Document page transcription items
Start of Block
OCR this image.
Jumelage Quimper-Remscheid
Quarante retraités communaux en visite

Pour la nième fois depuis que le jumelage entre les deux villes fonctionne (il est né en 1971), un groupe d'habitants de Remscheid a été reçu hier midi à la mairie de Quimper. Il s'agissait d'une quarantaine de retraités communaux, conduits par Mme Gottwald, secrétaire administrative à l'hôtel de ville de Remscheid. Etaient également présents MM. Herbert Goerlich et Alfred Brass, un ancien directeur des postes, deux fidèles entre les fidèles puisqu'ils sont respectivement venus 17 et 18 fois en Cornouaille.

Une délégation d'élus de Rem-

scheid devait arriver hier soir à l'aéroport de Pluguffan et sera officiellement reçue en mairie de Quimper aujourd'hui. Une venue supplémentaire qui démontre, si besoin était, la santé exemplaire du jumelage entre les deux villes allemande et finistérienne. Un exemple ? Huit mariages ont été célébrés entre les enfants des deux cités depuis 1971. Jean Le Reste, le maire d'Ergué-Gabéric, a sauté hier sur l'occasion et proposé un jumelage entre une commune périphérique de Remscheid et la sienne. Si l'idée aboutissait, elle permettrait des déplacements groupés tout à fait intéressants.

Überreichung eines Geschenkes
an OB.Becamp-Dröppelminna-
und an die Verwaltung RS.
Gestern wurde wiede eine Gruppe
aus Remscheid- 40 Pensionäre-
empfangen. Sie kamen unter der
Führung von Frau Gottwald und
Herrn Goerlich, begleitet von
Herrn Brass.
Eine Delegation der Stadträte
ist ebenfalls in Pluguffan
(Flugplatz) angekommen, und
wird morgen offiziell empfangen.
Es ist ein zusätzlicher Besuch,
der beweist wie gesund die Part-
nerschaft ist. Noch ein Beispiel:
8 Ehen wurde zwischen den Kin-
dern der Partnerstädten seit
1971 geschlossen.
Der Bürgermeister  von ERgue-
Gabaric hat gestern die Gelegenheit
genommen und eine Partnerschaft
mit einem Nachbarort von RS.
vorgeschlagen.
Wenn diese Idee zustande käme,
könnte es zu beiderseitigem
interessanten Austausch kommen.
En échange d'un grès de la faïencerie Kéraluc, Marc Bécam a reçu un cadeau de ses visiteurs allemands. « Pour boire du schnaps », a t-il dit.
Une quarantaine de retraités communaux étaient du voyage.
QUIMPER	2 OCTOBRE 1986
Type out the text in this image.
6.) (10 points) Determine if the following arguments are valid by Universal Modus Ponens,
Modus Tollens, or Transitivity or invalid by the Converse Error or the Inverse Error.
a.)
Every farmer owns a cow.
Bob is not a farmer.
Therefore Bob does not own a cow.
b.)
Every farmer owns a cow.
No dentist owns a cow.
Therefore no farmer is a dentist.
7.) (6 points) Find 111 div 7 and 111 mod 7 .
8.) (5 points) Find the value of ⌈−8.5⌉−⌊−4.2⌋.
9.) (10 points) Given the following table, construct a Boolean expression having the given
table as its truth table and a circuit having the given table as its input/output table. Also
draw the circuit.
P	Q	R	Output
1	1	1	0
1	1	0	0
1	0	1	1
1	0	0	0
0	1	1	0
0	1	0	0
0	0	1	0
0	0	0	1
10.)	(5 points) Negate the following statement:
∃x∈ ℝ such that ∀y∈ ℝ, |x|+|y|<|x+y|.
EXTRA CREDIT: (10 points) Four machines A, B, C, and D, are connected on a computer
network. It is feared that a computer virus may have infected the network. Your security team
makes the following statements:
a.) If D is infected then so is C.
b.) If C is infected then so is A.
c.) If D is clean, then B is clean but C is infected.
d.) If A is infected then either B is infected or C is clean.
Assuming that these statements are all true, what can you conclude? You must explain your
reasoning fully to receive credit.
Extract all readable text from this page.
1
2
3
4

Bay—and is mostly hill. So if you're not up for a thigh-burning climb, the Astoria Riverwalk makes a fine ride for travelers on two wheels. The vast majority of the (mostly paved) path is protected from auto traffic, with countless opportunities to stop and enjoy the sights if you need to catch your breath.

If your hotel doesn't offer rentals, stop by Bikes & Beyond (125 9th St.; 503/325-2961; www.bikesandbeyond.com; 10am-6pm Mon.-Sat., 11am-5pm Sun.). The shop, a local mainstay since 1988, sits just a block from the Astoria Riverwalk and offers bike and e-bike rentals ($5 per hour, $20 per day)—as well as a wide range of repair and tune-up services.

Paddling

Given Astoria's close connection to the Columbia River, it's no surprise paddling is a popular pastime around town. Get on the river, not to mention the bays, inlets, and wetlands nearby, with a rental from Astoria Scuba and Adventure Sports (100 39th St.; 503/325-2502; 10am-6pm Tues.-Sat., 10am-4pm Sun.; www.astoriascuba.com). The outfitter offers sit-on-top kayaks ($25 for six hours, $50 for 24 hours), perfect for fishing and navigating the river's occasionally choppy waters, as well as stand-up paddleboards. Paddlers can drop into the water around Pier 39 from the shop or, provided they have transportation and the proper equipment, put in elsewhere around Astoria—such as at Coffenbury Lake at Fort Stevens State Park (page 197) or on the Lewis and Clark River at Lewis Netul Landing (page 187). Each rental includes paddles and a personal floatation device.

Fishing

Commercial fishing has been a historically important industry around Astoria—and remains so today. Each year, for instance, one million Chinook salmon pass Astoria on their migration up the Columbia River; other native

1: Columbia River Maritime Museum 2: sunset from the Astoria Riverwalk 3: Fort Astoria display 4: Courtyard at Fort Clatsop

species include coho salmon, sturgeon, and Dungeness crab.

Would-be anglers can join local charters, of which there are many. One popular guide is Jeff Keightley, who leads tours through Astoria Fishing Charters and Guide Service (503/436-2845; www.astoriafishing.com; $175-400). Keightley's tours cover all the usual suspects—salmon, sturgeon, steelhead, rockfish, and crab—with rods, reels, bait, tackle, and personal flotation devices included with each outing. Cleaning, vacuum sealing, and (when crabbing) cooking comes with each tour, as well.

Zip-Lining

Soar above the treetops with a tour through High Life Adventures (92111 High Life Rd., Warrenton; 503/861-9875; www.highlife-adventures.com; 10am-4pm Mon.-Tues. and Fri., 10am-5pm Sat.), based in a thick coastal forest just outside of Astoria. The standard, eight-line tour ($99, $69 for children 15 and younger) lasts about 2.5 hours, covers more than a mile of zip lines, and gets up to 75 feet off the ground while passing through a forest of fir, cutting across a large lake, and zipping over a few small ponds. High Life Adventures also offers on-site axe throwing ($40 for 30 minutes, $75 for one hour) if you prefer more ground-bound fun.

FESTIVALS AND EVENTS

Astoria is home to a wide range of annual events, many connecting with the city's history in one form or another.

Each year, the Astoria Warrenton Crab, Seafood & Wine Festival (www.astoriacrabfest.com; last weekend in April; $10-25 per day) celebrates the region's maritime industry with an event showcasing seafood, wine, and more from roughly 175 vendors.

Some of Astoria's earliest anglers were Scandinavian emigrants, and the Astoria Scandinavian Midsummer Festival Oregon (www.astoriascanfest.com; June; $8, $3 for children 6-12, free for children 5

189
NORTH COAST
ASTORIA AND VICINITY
End of Block
» **What the task requires**
Your answer must be the full set of entries, copied exactly.

» **Result of the task**
OCR this image.
Jumelage Quimper-Remscheid
Quarante retraités communaux en visite

Pour la nième fois depuis que le jumelage entre les deux villes fonctionne (il est né en 1971), un groupe d'habitants de Remscheid a été reçu hier midi à la mairie de Quimper. Il s'agissait d'une quarantaine de retraités communaux, conduits par Mme Gottwald, secrétaire administrative à l'hôtel de ville de Remscheid. Etaient également présents MM. Herbert Goerlich et Alfred Brass, un ancien directeur des postes, deux fidèles entre les fidèles puisqu'ils sont respectivement venus 17 et 18 fois en Cornouaille.

Une délégation d'élus de Rem-

scheid devait arriver hier soir à l'aéroport de Pluguffan et sera officiellement reçue en mairie de Quimper aujourd'hui. Une venue supplémentaire qui démontre, si besoin était, la santé exemplaire du jumelage entre les deux villes allemande et finistérienne. Un exemple ? Huit mariages ont été célébrés entre les enfants des deux cités depuis 1971. Jean Le Reste, le maire d'Ergué-Gabéric, a sauté hier sur l'occasion et proposé un jumelage entre une commune périphérique de Remscheid et la sienne. Si l'idée aboutissait, elle permettrait des déplacements groupés tout à fait intéressants.

Überreichung eines Geschenkes
an OB.Becamp-Dröppelminna-
und an die Verwaltung RS.
Gestern wurde wiede eine Gruppe
aus Remscheid- 40 Pensionäre-
empfangen. Sie kamen unter der
Führung von Frau Gottwald und
Herrn Goerlich, begleitet von
Herrn Brass.
Eine Delegation der Stadträte
ist ebenfalls in Pluguffan
(Flugplatz) angekommen, und
wird morgen offiziell empfangen.
Es ist ein zusätzlicher Besuch,
der beweist wie gesund die Part-
nerschaft ist. Noch ein Beispiel:
8 Ehen wurde zwischen den Kin-
dern der Partnerstädten seit
1971 geschlossen.
Der Bürgermeister  von ERgue-
Gabaric hat gestern die Gelegenheit
genommen und eine Partnerschaft
mit einem Nachbarort von RS.
vorgeschlagen.
Wenn diese Idee zustande käme,
könnte es zu beiderseitigem
interessanten Austausch kommen.
En échange d'un grès de la faïencerie Kéraluc, Marc Bécam a reçu un cadeau de ses visiteurs allemands. « Pour boire du schnaps », a t-il dit.
Une quarantaine de retraités communaux étaient du voyage.
QUIMPER	2 OCTOBRE 1986
Type out the text in this image.
6.) (10 points) Determine if the following arguments are valid by Universal Modus Ponens,
Modus Tollens, or Transitivity or invalid by the Converse Error or the Inverse Error.
a.)
Every farmer owns a cow.
Bob is not a farmer.
Therefore Bob does not own a cow.
b.)
Every farmer owns a cow.
No dentist owns a cow.
Therefore no farmer is a dentist.
7.) (6 points) Find 111 div 7 and 111 mod 7 .
8.) (5 points) Find the value of ⌈−8.5⌉−⌊−4.2⌋.
9.) (10 points) Given the following table, construct a Boolean expression having the given
table as its truth table and a circuit having the given table as its input/output table. Also
draw the circuit.
P	Q	R	Output
1	1	1	0
1	1	0	0
1	0	1	1
1	0	0	0
0	1	1	0
0	1	0	0
0	0	1	0
0	0	0	1
10.)	(5 points) Negate the following statement:
∃x∈ ℝ such that ∀y∈ ℝ, |x|+|y|<|x+y|.
EXTRA CREDIT: (10 points) Four machines A, B, C, and D, are connected on a computer
network. It is feared that a computer virus may have infected the network. Your security team
makes the following statements:
a.) If D is infected then so is C.
b.) If C is infected then so is A.
c.) If D is clean, then B is clean but C is infected.
d.) If A is infected then either B is infected or C is clean.
Assuming that these statements are all true, what can you conclude? You must explain your
reasoning fully to receive credit.
Extract all readable text from this page.
1
2
3
4

Bay—and is mostly hill. So if you're not up for a thigh-burning climb, the Astoria Riverwalk makes a fine ride for travelers on two wheels. The vast majority of the (mostly paved) path is protected from auto traffic, with countless opportunities to stop and enjoy the sights if you need to catch your breath.

If your hotel doesn't offer rentals, stop by Bikes & Beyond (125 9th St.; 503/325-2961; www.bikesandbeyond.com; 10am-6pm Mon.-Sat., 11am-5pm Sun.). The shop, a local mainstay since 1988, sits just a block from the Astoria Riverwalk and offers bike and e-bike rentals ($5 per hour, $20 per day)—as well as a wide range of repair and tune-up services.

Paddling

Given Astoria's close connection to the Columbia River, it's no surprise paddling is a popular pastime around town. Get on the river, not to mention the bays, inlets, and wetlands nearby, with a rental from Astoria Scuba and Adventure Sports (100 39th St.; 503/325-2502; 10am-6pm Tues.-Sat., 10am-4pm Sun.; www.astoriascuba.com). The outfitter offers sit-on-top kayaks ($25 for six hours, $50 for 24 hours), perfect for fishing and navigating the river's occasionally choppy waters, as well as stand-up paddleboards. Paddlers can drop into the water around Pier 39 from the shop or, provided they have transportation and the proper equipment, put in elsewhere around Astoria—such as at Coffenbury Lake at Fort Stevens State Park (page 197) or on the Lewis and Clark River at Lewis Netul Landing (page 187). Each rental includes paddles and a personal floatation device.

Fishing

Commercial fishing has been a historically important industry around Astoria—and remains so today. Each year, for instance, one million Chinook salmon pass Astoria on their migration up the Columbia River; other native

1: Columbia River Maritime Museum 2: sunset from the Astoria Riverwalk 3: Fort Astoria display 4: Courtyard at Fort Clatsop

species include coho salmon, sturgeon, and Dungeness crab.

Would-be anglers can join local charters, of which there are many. One popular guide is Jeff Keightley, who leads tours through Astoria Fishing Charters and Guide Service (503/436-2845; www.astoriafishing.com; $175-400). Keightley's tours cover all the usual suspects—salmon, sturgeon, steelhead, rockfish, and crab—with rods, reels, bait, tackle, and personal flotation devices included with each outing. Cleaning, vacuum sealing, and (when crabbing) cooking comes with each tour, as well.

Zip-Lining

Soar above the treetops with a tour through High Life Adventures (92111 High Life Rd., Warrenton; 503/861-9875; www.highlife-adventures.com; 10am-4pm Mon.-Tues. and Fri., 10am-5pm Sat.), based in a thick coastal forest just outside of Astoria. The standard, eight-line tour ($99, $69 for children 15 and younger) lasts about 2.5 hours, covers more than a mile of zip lines, and gets up to 75 feet off the ground while passing through a forest of fir, cutting across a large lake, and zipping over a few small ponds. High Life Adventures also offers on-site axe throwing ($40 for 30 minutes, $75 for one hour) if you prefer more ground-bound fun.

FESTIVALS AND EVENTS

Astoria is home to a wide range of annual events, many connecting with the city's history in one form or another.

Each year, the Astoria Warrenton Crab, Seafood & Wine Festival (www.astoriacrabfest.com; last weekend in April; $10-25 per day) celebrates the region's maritime industry with an event showcasing seafood, wine, and more from roughly 175 vendors.

Some of Astoria's earliest anglers were Scandinavian emigrants, and the Astoria Scandinavian Midsummer Festival Oregon (www.astoriascanfest.com; June; $8, $3 for children 6-12, free for children 5

189
NORTH COAST
ASTORIA AND VICINITY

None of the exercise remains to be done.